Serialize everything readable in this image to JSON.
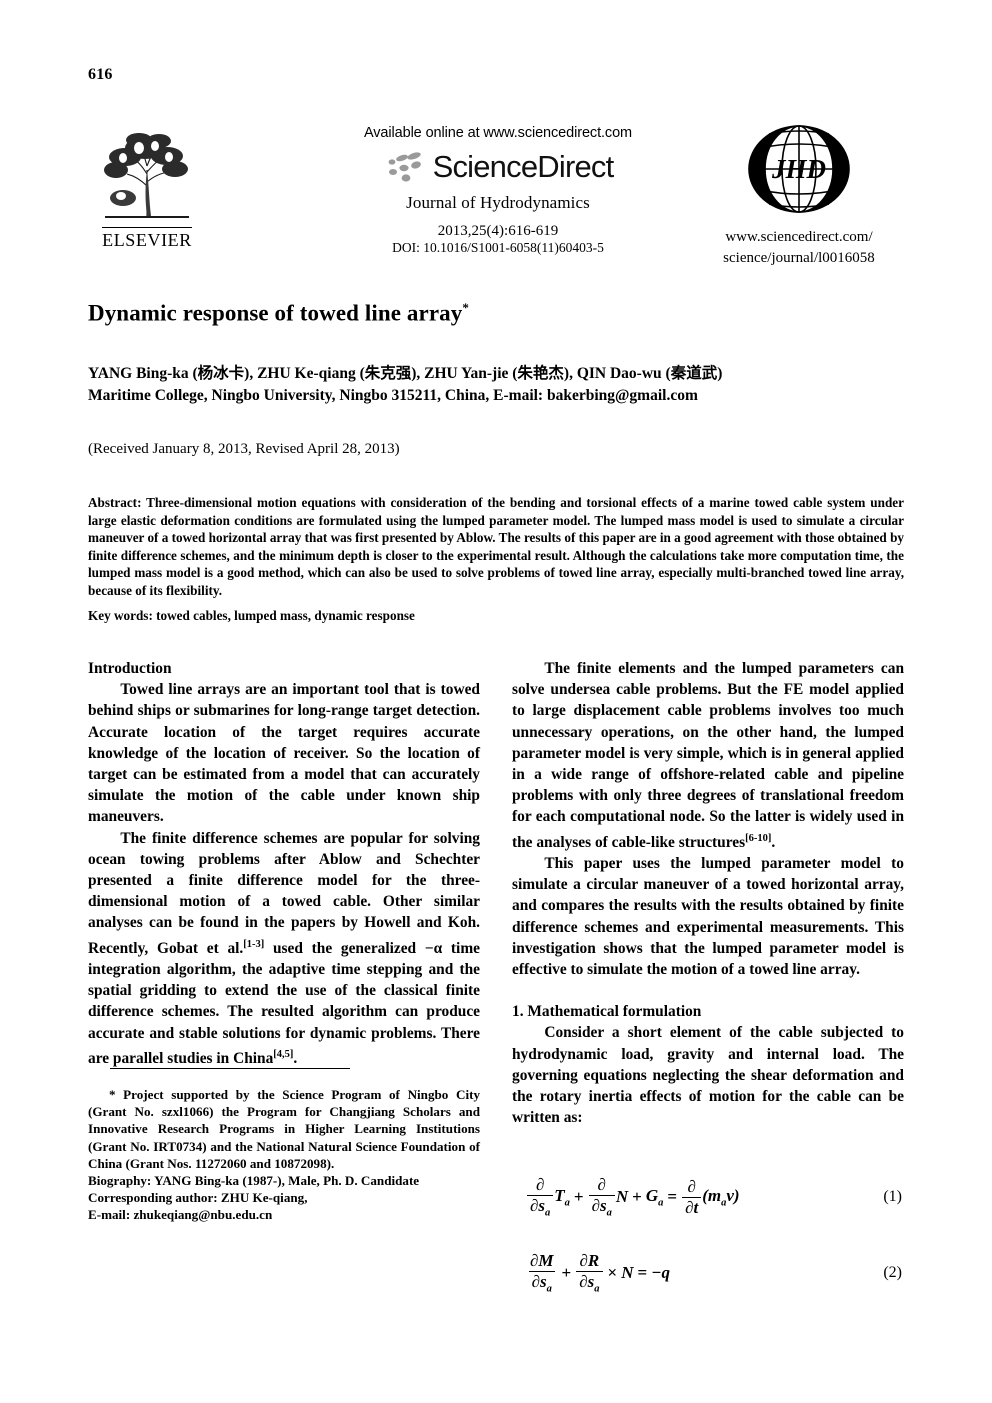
{
  "page": {
    "folio": "616"
  },
  "masthead": {
    "elsevier_label": "ELSEVIER",
    "available_online": "Available online at www.sciencedirect.com",
    "sciencedirect_wordmark": "ScienceDirect",
    "journal_name": "Journal of Hydrodynamics",
    "citation": "2013,25(4):616-619",
    "doi": "DOI: 10.1016/S1001-6058(11)60403-5",
    "jhd_monogram": "JHD",
    "jhd_url_line1": "www.sciencedirect.com/",
    "jhd_url_line2": "science/journal/l0016058"
  },
  "article": {
    "title": "Dynamic response of towed line array",
    "title_footnote_marker": "*",
    "authors": "YANG Bing-ka (杨冰卡), ZHU Ke-qiang (朱克强), ZHU Yan-jie (朱艳杰), QIN Dao-wu (秦道武)",
    "affiliation": "Maritime College, Ningbo University, Ningbo 315211, China, E-mail: bakerbing@gmail.com",
    "received": "(Received January 8, 2013, Revised April 28, 2013)"
  },
  "abstract": {
    "lead": "Abstract:",
    "text": " Three-dimensional motion equations with consideration of the bending and torsional effects of a marine towed cable system under large elastic deformation conditions are formulated using the lumped parameter model. The lumped mass model is used to simulate a circular maneuver of a towed horizontal array that was first presented by Ablow. The results of this paper are in a good agreement with those obtained by finite difference schemes, and the minimum depth is closer to the experimental result. Although the calculations take more computation time, the lumped mass model is a good method, which can also be used to solve problems of towed line array, especially multi-branched towed line array, because of its flexibility."
  },
  "keywords": {
    "lead": "Key words:",
    "text": " towed cables, lumped mass, dynamic response"
  },
  "body": {
    "left": {
      "intro_heading": "Introduction",
      "para1": "Towed line arrays are an important tool that is towed behind ships or submarines for long-range target detection. Accurate location of the target requires accurate knowledge of the location of receiver. So the location of target can be estimated from a model that can accurately simulate the motion of the cable under known ship maneuvers.",
      "para2_a": "The finite difference schemes are popular for solving ocean towing problems after Ablow and Schechter presented a finite difference model for the three-dimensional motion of a towed cable. Other similar analyses can be found in the papers by Howell and Koh. Recently, Gobat et al.",
      "para2_cite1": "[1-3]",
      "para2_b": " used the generalized −α time integration algorithm, the adaptive time stepping and the spatial gridding to extend the use of the classical finite difference schemes. The resulted algorithm can produce accurate and stable solutions for dynamic problems. There are parallel studies in China",
      "para2_cite2": "[4,5]",
      "para2_c": "."
    },
    "right": {
      "para1_a": "The finite elements and the lumped parameters can solve undersea cable problems. But the FE model applied to large displacement cable problems involves too much unnecessary operations, on the other hand, the lumped parameter model is very simple, which is in general applied in a wide range of offshore-related cable and pipeline problems with only three degrees of translational freedom for each computational node. So the latter is widely used in the analyses of cable-like structures",
      "para1_cite": "[6-10]",
      "para1_b": ".",
      "para2": "This paper uses the lumped parameter model to simulate a circular maneuver of a towed horizontal array, and compares the results with the results obtained by finite difference schemes and experimental measurements. This investigation shows that the lumped parameter model is effective to simulate the motion of a towed line array.",
      "section1_heading": "1. Mathematical formulation",
      "section1_para": "Consider a short element of the cable subjected to hydrodynamic load, gravity and internal load. The governing equations neglecting the shear deformation and the rotary inertia effects of motion for the cable can be written as:"
    }
  },
  "equations": [
    {
      "number": "(1)",
      "latex": "\\frac{\\partial}{\\partial s_a}T_a + \\frac{\\partial}{\\partial s_a}N + G_a = \\frac{\\partial}{\\partial t}(m_a v)"
    },
    {
      "number": "(2)",
      "latex": "\\frac{\\partial M}{\\partial s_a} + \\frac{\\partial R}{\\partial s_a} \\times N = -q"
    }
  ],
  "footnote": {
    "star_text": "* Project supported by the Science Program of Ningbo City (Grant No. szxl1066) the Program for Changjiang Scholars and Innovative Research Programs in Higher Learning Institutions (Grant No. IRT0734) and the National Natural Science Foundation of China (Grant Nos. 11272060 and 10872098).",
    "biography_lead": "Biography:",
    "biography_text": " YANG Bing-ka (1987-), Male, Ph. D. Candidate",
    "corresponding_lead": "Corresponding author:",
    "corresponding_text": " ZHU Ke-qiang,",
    "email_text": "E-mail: zhukeqiang@nbu.edu.cn"
  },
  "colors": {
    "ink": "#000000",
    "paper": "#ffffff"
  }
}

# WHAT IS EXPECTED
Reproduce each record above by retyping it exactly; omit all images.

# COMPLETE ANSWER
Serialize everything readable in this image to JSON.
{
  "page": {
    "folio": "616"
  },
  "masthead": {
    "elsevier_label": "ELSEVIER",
    "available_online": "Available online at www.sciencedirect.com",
    "sciencedirect_wordmark": "ScienceDirect",
    "journal_name": "Journal of Hydrodynamics",
    "citation": "2013,25(4):616-619",
    "doi": "DOI: 10.1016/S1001-6058(11)60403-5",
    "jhd_monogram": "JHD",
    "jhd_url_line1": "www.sciencedirect.com/",
    "jhd_url_line2": "science/journal/l0016058"
  },
  "article": {
    "title": "Dynamic response of towed line array",
    "title_footnote_marker": "*",
    "authors": "YANG Bing-ka (杨冰卡), ZHU Ke-qiang (朱克强), ZHU Yan-jie (朱艳杰), QIN Dao-wu (秦道武)",
    "affiliation": "Maritime College, Ningbo University, Ningbo 315211, China, E-mail: bakerbing@gmail.com",
    "received": "(Received January 8, 2013, Revised April 28, 2013)"
  },
  "abstract": {
    "lead": "Abstract:",
    "text": " Three-dimensional motion equations with consideration of the bending and torsional effects of a marine towed cable system under large elastic deformation conditions are formulated using the lumped parameter model. The lumped mass model is used to simulate a circular maneuver of a towed horizontal array that was first presented by Ablow. The results of this paper are in a good agreement with those obtained by finite difference schemes, and the minimum depth is closer to the experimental result. Although the calculations take more computation time, the lumped mass model is a good method, which can also be used to solve problems of towed line array, especially multi-branched towed line array, because of its flexibility."
  },
  "keywords": {
    "lead": "Key words:",
    "text": " towed cables, lumped mass, dynamic response"
  },
  "body": {
    "left": {
      "intro_heading": "Introduction",
      "para1": "Towed line arrays are an important tool that is towed behind ships or submarines for long-range target detection. Accurate location of the target requires accurate knowledge of the location of receiver. So the location of target can be estimated from a model that can accurately simulate the motion of the cable under known ship maneuvers.",
      "para2_a": "The finite difference schemes are popular for solving ocean towing problems after Ablow and Schechter presented a finite difference model for the three-dimensional motion of a towed cable. Other similar analyses can be found in the papers by Howell and Koh. Recently, Gobat et al.",
      "para2_cite1": "[1-3]",
      "para2_b": " used the generalized −α time integration algorithm, the adaptive time stepping and the spatial gridding to extend the use of the classical finite difference schemes. The resulted algorithm can produce accurate and stable solutions for dynamic problems. There are parallel studies in China",
      "para2_cite2": "[4,5]",
      "para2_c": "."
    },
    "right": {
      "para1_a": "The finite elements and the lumped parameters can solve undersea cable problems. But the FE model applied to large displacement cable problems involves too much unnecessary operations, on the other hand, the lumped parameter model is very simple, which is in general applied in a wide range of offshore-related cable and pipeline problems with only three degrees of translational freedom for each computational node. So the latter is widely used in the analyses of cable-like structures",
      "para1_cite": "[6-10]",
      "para1_b": ".",
      "para2": "This paper uses the lumped parameter model to simulate a circular maneuver of a towed horizontal array, and compares the results with the results obtained by finite difference schemes and experimental measurements. This investigation shows that the lumped parameter model is effective to simulate the motion of a towed line array.",
      "section1_heading": "1. Mathematical formulation",
      "section1_para": "Consider a short element of the cable subjected to hydrodynamic load, gravity and internal load. The governing equations neglecting the shear deformation and the rotary inertia effects of motion for the cable can be written as:"
    }
  },
  "equations": [
    {
      "number": "(1)",
      "latex": "\\frac{\\partial}{\\partial s_a}T_a + \\frac{\\partial}{\\partial s_a}N + G_a = \\frac{\\partial}{\\partial t}(m_a v)"
    },
    {
      "number": "(2)",
      "latex": "\\frac{\\partial M}{\\partial s_a} + \\frac{\\partial R}{\\partial s_a} \\times N = -q"
    }
  ],
  "footnote": {
    "star_text": "* Project supported by the Science Program of Ningbo City (Grant No. szxl1066) the Program for Changjiang Scholars and Innovative Research Programs in Higher Learning Institutions (Grant No. IRT0734) and the National Natural Science Foundation of China (Grant Nos. 11272060 and 10872098).",
    "biography_lead": "Biography:",
    "biography_text": " YANG Bing-ka (1987-), Male, Ph. D. Candidate",
    "corresponding_lead": "Corresponding author:",
    "corresponding_text": " ZHU Ke-qiang,",
    "email_text": "E-mail: zhukeqiang@nbu.edu.cn"
  },
  "colors": {
    "ink": "#000000",
    "paper": "#ffffff"
  }
}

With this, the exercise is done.